▶ **PROBLEM STATEMENT**:
Count the lines below that contain "this". Give only the number.

Dataset listings of figures:

◆ ◆ ◆

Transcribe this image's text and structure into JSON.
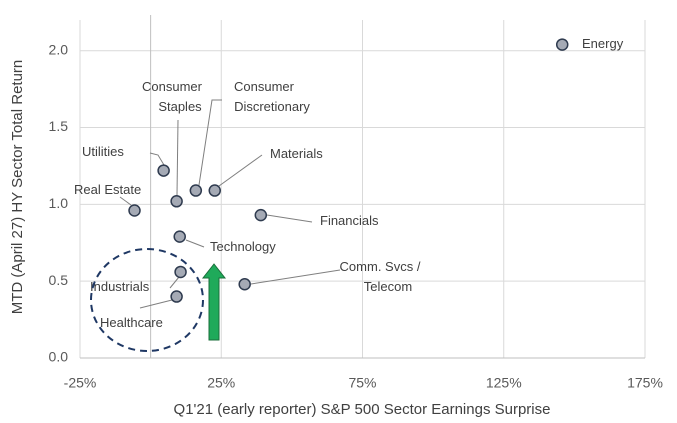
{
  "chart_data": {
    "type": "scatter",
    "x_label": "Q1'21 (early reporter) S&P 500 Sector Earnings Surprise",
    "y_label": "MTD (April 27) HY Sector Total Return",
    "xlim": [
      -25,
      175
    ],
    "xticks": [
      {
        "value": -25,
        "label": "-25%"
      },
      {
        "value": 25,
        "label": "25%"
      },
      {
        "value": 75,
        "label": "75%"
      },
      {
        "value": 125,
        "label": "125%"
      },
      {
        "value": 175,
        "label": "175%"
      }
    ],
    "ylim": [
      0,
      2.2
    ],
    "yticks": [
      {
        "value": 0,
        "label": "0.0"
      },
      {
        "value": 0.5,
        "label": "0.5"
      },
      {
        "value": 1,
        "label": "1.0"
      },
      {
        "value": 1.5,
        "label": "1.5"
      },
      {
        "value": 2,
        "label": "2.0"
      }
    ],
    "grid": true,
    "color": "#a5aab5",
    "points": [
      {
        "label": [
          "Energy"
        ],
        "x": 145.7,
        "y": 2.04
      },
      {
        "label": [
          "Utilities"
        ],
        "x": 4.6,
        "y": 1.22
      },
      {
        "label": [
          "Real Estate"
        ],
        "x": -5.7,
        "y": 0.96
      },
      {
        "label": [
          "Consumer",
          "Staples"
        ],
        "x": 9.2,
        "y": 1.02
      },
      {
        "label": [
          "Consumer",
          "Discretionary"
        ],
        "x": 16.0,
        "y": 1.09
      },
      {
        "label": [
          "Materials"
        ],
        "x": 22.7,
        "y": 1.09
      },
      {
        "label": [
          "Financials"
        ],
        "x": 39.0,
        "y": 0.93
      },
      {
        "label": [
          "Technology"
        ],
        "x": 10.3,
        "y": 0.79
      },
      {
        "label": [
          "Industrials"
        ],
        "x": 10.6,
        "y": 0.56
      },
      {
        "label": [
          "Healthcare"
        ],
        "x": 9.2,
        "y": 0.4
      },
      {
        "label": [
          "Comm. Svcs /",
          "Telecom"
        ],
        "x": 33.3,
        "y": 0.48
      }
    ]
  }
}
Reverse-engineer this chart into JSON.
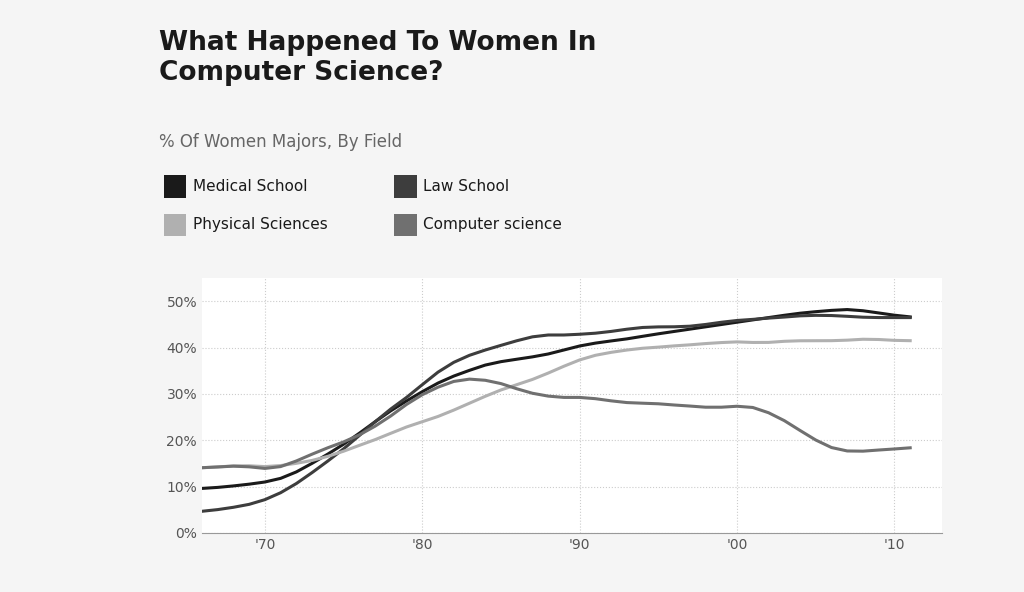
{
  "title": "What Happened To Women In\nComputer Science?",
  "subtitle": "% Of Women Majors, By Field",
  "background_color": "#f5f5f5",
  "plot_background_color": "#ffffff",
  "title_fontsize": 19,
  "subtitle_fontsize": 12,
  "years": [
    1966,
    1967,
    1968,
    1969,
    1970,
    1971,
    1972,
    1973,
    1974,
    1975,
    1976,
    1977,
    1978,
    1979,
    1980,
    1981,
    1982,
    1983,
    1984,
    1985,
    1986,
    1987,
    1988,
    1989,
    1990,
    1991,
    1992,
    1993,
    1994,
    1995,
    1996,
    1997,
    1998,
    1999,
    2000,
    2001,
    2002,
    2003,
    2004,
    2005,
    2006,
    2007,
    2008,
    2009,
    2010,
    2011
  ],
  "medical_school": [
    9.5,
    9.8,
    10.1,
    10.5,
    10.9,
    11.5,
    13.0,
    15.0,
    17.0,
    19.0,
    21.5,
    24.0,
    26.5,
    28.5,
    30.5,
    32.5,
    34.0,
    35.0,
    36.5,
    37.0,
    37.5,
    38.0,
    38.5,
    39.5,
    40.5,
    41.0,
    41.5,
    41.8,
    42.5,
    43.0,
    43.5,
    44.0,
    44.5,
    45.0,
    45.5,
    46.0,
    46.5,
    47.0,
    47.5,
    47.8,
    48.0,
    48.5,
    48.0,
    47.5,
    47.0,
    46.5
  ],
  "law_school": [
    4.5,
    5.0,
    5.5,
    6.0,
    7.0,
    8.5,
    10.5,
    13.0,
    15.5,
    18.0,
    21.0,
    24.0,
    27.0,
    29.0,
    32.0,
    35.0,
    37.0,
    38.5,
    39.5,
    40.5,
    41.5,
    42.5,
    43.0,
    42.5,
    43.0,
    43.0,
    43.5,
    44.0,
    44.5,
    44.5,
    44.5,
    44.5,
    45.0,
    45.5,
    46.0,
    46.0,
    46.5,
    46.5,
    47.0,
    47.0,
    47.0,
    46.8,
    46.5,
    46.5,
    46.5,
    46.5
  ],
  "physical_sciences": [
    14.0,
    14.2,
    14.5,
    14.7,
    14.0,
    14.5,
    15.0,
    15.5,
    16.5,
    17.5,
    19.0,
    20.0,
    21.5,
    23.0,
    24.0,
    25.0,
    26.5,
    28.0,
    29.5,
    31.0,
    32.0,
    33.0,
    34.5,
    36.0,
    37.5,
    38.5,
    39.0,
    39.5,
    40.0,
    40.0,
    40.5,
    40.5,
    41.0,
    41.0,
    41.5,
    41.0,
    41.0,
    41.5,
    41.5,
    41.5,
    41.5,
    41.5,
    42.0,
    41.8,
    41.5,
    41.5
  ],
  "computer_science": [
    14.0,
    14.2,
    14.5,
    14.5,
    13.5,
    14.0,
    15.5,
    17.0,
    18.5,
    19.5,
    21.0,
    23.0,
    25.0,
    28.0,
    30.0,
    31.5,
    33.0,
    33.5,
    33.0,
    32.5,
    31.0,
    30.0,
    29.5,
    29.0,
    29.5,
    29.0,
    28.5,
    28.0,
    28.0,
    28.0,
    27.5,
    27.5,
    27.0,
    27.0,
    27.5,
    27.5,
    26.0,
    24.5,
    22.0,
    20.0,
    18.0,
    17.5,
    17.5,
    18.0,
    18.0,
    18.5
  ],
  "medical_color": "#1a1a1a",
  "law_color": "#3d3d3d",
  "physical_color": "#b0b0b0",
  "cs_color": "#707070",
  "ylim": [
    0,
    55
  ],
  "yticks": [
    0,
    10,
    20,
    30,
    40,
    50
  ],
  "ytick_labels": [
    "0%",
    "10%",
    "20%",
    "30%",
    "40%",
    "50%"
  ],
  "xtick_labels": [
    "'70",
    "'80",
    "'90",
    "'00",
    "'10"
  ],
  "xtick_positions": [
    1970,
    1980,
    1990,
    2000,
    2010
  ],
  "grid_color": "#cccccc",
  "line_width": 2.2,
  "legend_items": [
    {
      "color": "#1a1a1a",
      "label": "Medical School"
    },
    {
      "color": "#3d3d3d",
      "label": "Law School"
    },
    {
      "color": "#b0b0b0",
      "label": "Physical Sciences"
    },
    {
      "color": "#707070",
      "label": "Computer science"
    }
  ]
}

◆ ◆ ◆

▶ **PROBLEM SOLUTION**:
2